» **INSTRUCTIONS FOR THE TASK**: Return all of the entries word for word, but omit the pictures they contain.

Source data
□ □ □ □
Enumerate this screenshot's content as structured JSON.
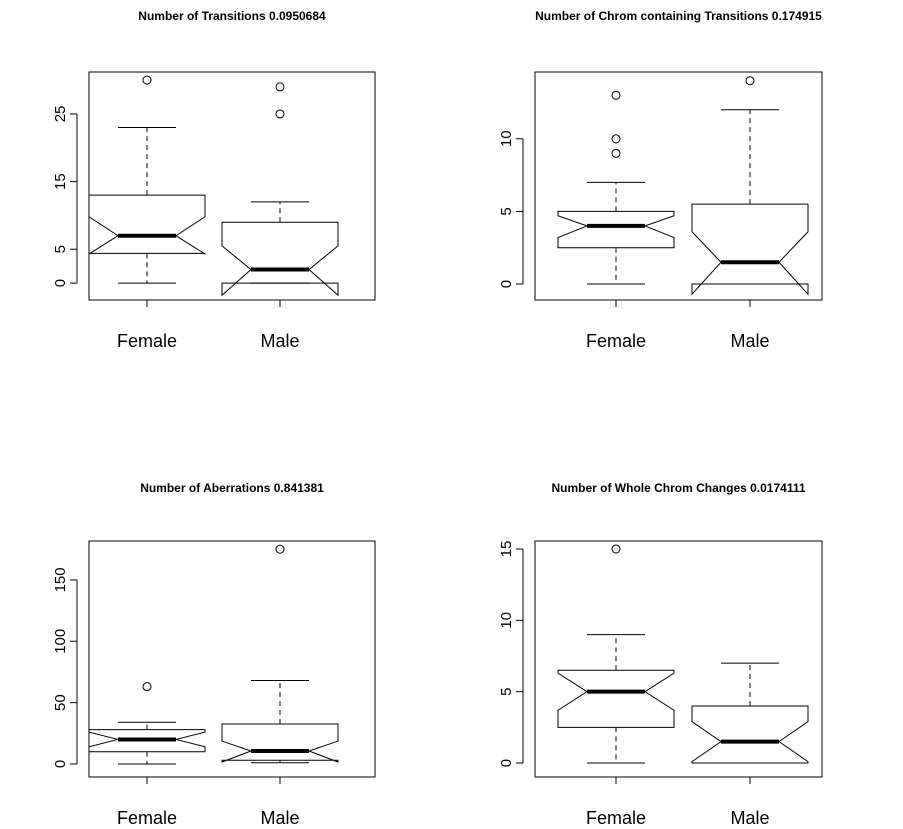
{
  "chart_data": [
    {
      "type": "box",
      "title": "Number of Transitions 0.0950684",
      "categories": [
        "Female",
        "Male"
      ],
      "boxes": [
        {
          "min": 0,
          "q1": 4.4,
          "median": 7,
          "q3": 13,
          "max": 23,
          "notch": [
            4.3,
            9.8
          ],
          "outliers": [
            30
          ]
        },
        {
          "min": 0,
          "q1": 0,
          "median": 2,
          "q3": 9,
          "max": 12,
          "notch": [
            -1.8,
            5.5
          ],
          "outliers": [
            25,
            29
          ]
        }
      ],
      "ylim": [
        -2.5,
        31.2
      ],
      "yticks": [
        0,
        5,
        15,
        25
      ]
    },
    {
      "type": "box",
      "title": "Number of Chrom containing Transitions 0.174915",
      "categories": [
        "Female",
        "Male"
      ],
      "boxes": [
        {
          "min": 0,
          "q1": 2.5,
          "median": 4,
          "q3": 5,
          "max": 7,
          "notch": [
            3.2,
            4.7
          ],
          "outliers": [
            9,
            10,
            13
          ]
        },
        {
          "min": 0,
          "q1": 0,
          "median": 1.5,
          "q3": 5.5,
          "max": 12,
          "notch": [
            -0.7,
            3.6
          ],
          "outliers": [
            14
          ]
        }
      ],
      "ylim": [
        -1.1,
        14.6
      ],
      "yticks": [
        0,
        5,
        10
      ]
    },
    {
      "type": "box",
      "title": "Number of Aberrations 0.841381",
      "categories": [
        "Female",
        "Male"
      ],
      "boxes": [
        {
          "min": 0,
          "q1": 10,
          "median": 20,
          "q3": 28,
          "max": 34,
          "notch": [
            14,
            26
          ],
          "outliers": [
            63
          ]
        },
        {
          "min": 1,
          "q1": 3,
          "median": 10.6,
          "q3": 32.6,
          "max": 68,
          "notch": [
            1.6,
            18.7
          ],
          "outliers": [
            175
          ]
        }
      ],
      "ylim": [
        -10.6,
        181.7
      ],
      "yticks": [
        0,
        50,
        100,
        150
      ]
    },
    {
      "type": "box",
      "title": "Number of Whole Chrom Changes 0.0174111",
      "categories": [
        "Female",
        "Male"
      ],
      "boxes": [
        {
          "min": 0,
          "q1": 2.5,
          "median": 5,
          "q3": 6.5,
          "max": 9,
          "notch": [
            3.7,
            6.3
          ],
          "outliers": [
            15
          ]
        },
        {
          "min": 0,
          "q1": 0,
          "median": 1.5,
          "q3": 4,
          "max": 7,
          "notch": [
            0.1,
            2.9
          ],
          "outliers": []
        }
      ],
      "ylim": [
        -0.98,
        15.56
      ],
      "yticks": [
        0,
        5,
        10,
        15
      ]
    }
  ]
}
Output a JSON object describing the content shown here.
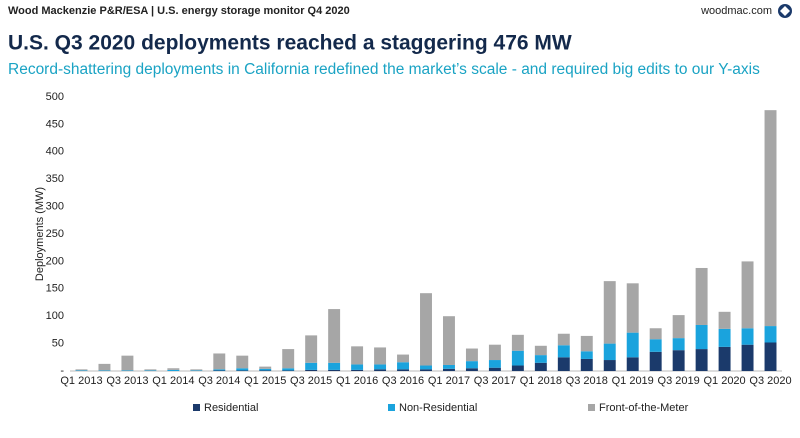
{
  "header": "Wood Mackenzie P&R/ESA | U.S. energy storage monitor Q4 2020",
  "site": "woodmac.com",
  "chart_data": {
    "type": "stacked_bar",
    "title": "U.S. Q3 2020 deployments reached a staggering 476 MW",
    "subtitle": "Record-shattering deployments in California redefined the market’s scale - and required big edits to our Y-axis",
    "y_label": "Deployments (MW)",
    "categories": [
      "Q1 2013",
      null,
      "Q3 2013",
      null,
      "Q1 2014",
      null,
      "Q3 2014",
      null,
      "Q1 2015",
      null,
      "Q3 2015",
      null,
      "Q1 2016",
      null,
      "Q3 2016",
      null,
      "Q1 2017",
      null,
      "Q3 2017",
      null,
      "Q1 2018",
      null,
      "Q3 2018",
      null,
      "Q1 2019",
      null,
      "Q3 2019",
      null,
      "Q1 2020",
      null,
      "Q3 2020"
    ],
    "series": [
      {
        "name": "Residential",
        "color": "#1b3a6b",
        "values": [
          0,
          0,
          0,
          0,
          0,
          0,
          1,
          1,
          1,
          1,
          2,
          2,
          2,
          3,
          3,
          3,
          4,
          5,
          6,
          10,
          15,
          25,
          22,
          20,
          25,
          35,
          38,
          40,
          44,
          48,
          52
        ]
      },
      {
        "name": "Non-Residential",
        "color": "#1aa3dd",
        "values": [
          1,
          1,
          1,
          1,
          2,
          1,
          2,
          4,
          3,
          4,
          13,
          13,
          10,
          9,
          13,
          7,
          7,
          13,
          14,
          27,
          14,
          22,
          14,
          30,
          45,
          23,
          22,
          44,
          33,
          30,
          30
        ]
      },
      {
        "name": "Front-of-the-Meter",
        "color": "#a6a6a6",
        "values": [
          2,
          12,
          27,
          2,
          3,
          2,
          29,
          23,
          4,
          35,
          50,
          98,
          33,
          31,
          14,
          132,
          89,
          23,
          28,
          29,
          17,
          21,
          28,
          114,
          90,
          20,
          42,
          104,
          31,
          122,
          394
        ]
      }
    ],
    "ylim": [
      0,
      500
    ],
    "yticks": [
      {
        "value": 0,
        "label": "-"
      },
      50,
      100,
      150,
      200,
      250,
      300,
      350,
      400,
      450,
      500
    ],
    "legend": "bottom"
  }
}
□ □ □ □
» **OUTPUT FOR THIS TASK**:
Enumerate this screenshot's content as structured JSON.
{
  "chart_data": [
    {
      "type": "box",
      "title": "Number of Transitions 0.0950684",
      "categories": [
        "Female",
        "Male"
      ],
      "boxes": [
        {
          "min": 0,
          "q1": 4.4,
          "median": 7,
          "q3": 13,
          "max": 23,
          "notch": [
            4.3,
            9.8
          ],
          "outliers": [
            30
          ]
        },
        {
          "min": 0,
          "q1": 0,
          "median": 2,
          "q3": 9,
          "max": 12,
          "notch": [
            -1.8,
            5.5
          ],
          "outliers": [
            25,
            29
          ]
        }
      ],
      "ylim": [
        -2.5,
        31.2
      ],
      "yticks": [
        0,
        5,
        15,
        25
      ]
    },
    {
      "type": "box",
      "title": "Number of Chrom containing Transitions 0.174915",
      "categories": [
        "Female",
        "Male"
      ],
      "boxes": [
        {
          "min": 0,
          "q1": 2.5,
          "median": 4,
          "q3": 5,
          "max": 7,
          "notch": [
            3.2,
            4.7
          ],
          "outliers": [
            9,
            10,
            13
          ]
        },
        {
          "min": 0,
          "q1": 0,
          "median": 1.5,
          "q3": 5.5,
          "max": 12,
          "notch": [
            -0.7,
            3.6
          ],
          "outliers": [
            14
          ]
        }
      ],
      "ylim": [
        -1.1,
        14.6
      ],
      "yticks": [
        0,
        5,
        10
      ]
    },
    {
      "type": "box",
      "title": "Number of Aberrations 0.841381",
      "categories": [
        "Female",
        "Male"
      ],
      "boxes": [
        {
          "min": 0,
          "q1": 10,
          "median": 20,
          "q3": 28,
          "max": 34,
          "notch": [
            14,
            26
          ],
          "outliers": [
            63
          ]
        },
        {
          "min": 1,
          "q1": 3,
          "median": 10.6,
          "q3": 32.6,
          "max": 68,
          "notch": [
            1.6,
            18.7
          ],
          "outliers": [
            175
          ]
        }
      ],
      "ylim": [
        -10.6,
        181.7
      ],
      "yticks": [
        0,
        50,
        100,
        150
      ]
    },
    {
      "type": "box",
      "title": "Number of Whole Chrom Changes 0.0174111",
      "categories": [
        "Female",
        "Male"
      ],
      "boxes": [
        {
          "min": 0,
          "q1": 2.5,
          "median": 5,
          "q3": 6.5,
          "max": 9,
          "notch": [
            3.7,
            6.3
          ],
          "outliers": [
            15
          ]
        },
        {
          "min": 0,
          "q1": 0,
          "median": 1.5,
          "q3": 4,
          "max": 7,
          "notch": [
            0.1,
            2.9
          ],
          "outliers": []
        }
      ],
      "ylim": [
        -0.98,
        15.56
      ],
      "yticks": [
        0,
        5,
        10,
        15
      ]
    }
  ]
}
Output a JSON object describing the content shown here.
{
  "header": "Wood Mackenzie P&R/ESA | U.S. energy storage monitor Q4 2020",
  "site": "woodmac.com",
  "chart_data": {
    "type": "stacked_bar",
    "title": "U.S. Q3 2020 deployments reached a staggering 476 MW",
    "subtitle": "Record-shattering deployments in California redefined the market’s scale - and required big edits to our Y-axis",
    "y_label": "Deployments (MW)",
    "categories": [
      "Q1 2013",
      null,
      "Q3 2013",
      null,
      "Q1 2014",
      null,
      "Q3 2014",
      null,
      "Q1 2015",
      null,
      "Q3 2015",
      null,
      "Q1 2016",
      null,
      "Q3 2016",
      null,
      "Q1 2017",
      null,
      "Q3 2017",
      null,
      "Q1 2018",
      null,
      "Q3 2018",
      null,
      "Q1 2019",
      null,
      "Q3 2019",
      null,
      "Q1 2020",
      null,
      "Q3 2020"
    ],
    "series": [
      {
        "name": "Residential",
        "color": "#1b3a6b",
        "values": [
          0,
          0,
          0,
          0,
          0,
          0,
          1,
          1,
          1,
          1,
          2,
          2,
          2,
          3,
          3,
          3,
          4,
          5,
          6,
          10,
          15,
          25,
          22,
          20,
          25,
          35,
          38,
          40,
          44,
          48,
          52
        ]
      },
      {
        "name": "Non-Residential",
        "color": "#1aa3dd",
        "values": [
          1,
          1,
          1,
          1,
          2,
          1,
          2,
          4,
          3,
          4,
          13,
          13,
          10,
          9,
          13,
          7,
          7,
          13,
          14,
          27,
          14,
          22,
          14,
          30,
          45,
          23,
          22,
          44,
          33,
          30,
          30
        ]
      },
      {
        "name": "Front-of-the-Meter",
        "color": "#a6a6a6",
        "values": [
          2,
          12,
          27,
          2,
          3,
          2,
          29,
          23,
          4,
          35,
          50,
          98,
          33,
          31,
          14,
          132,
          89,
          23,
          28,
          29,
          17,
          21,
          28,
          114,
          90,
          20,
          42,
          104,
          31,
          122,
          394
        ]
      }
    ],
    "ylim": [
      0,
      500
    ],
    "yticks": [
      {
        "value": 0,
        "label": "-"
      },
      50,
      100,
      150,
      200,
      250,
      300,
      350,
      400,
      450,
      500
    ],
    "legend": "bottom"
  }
}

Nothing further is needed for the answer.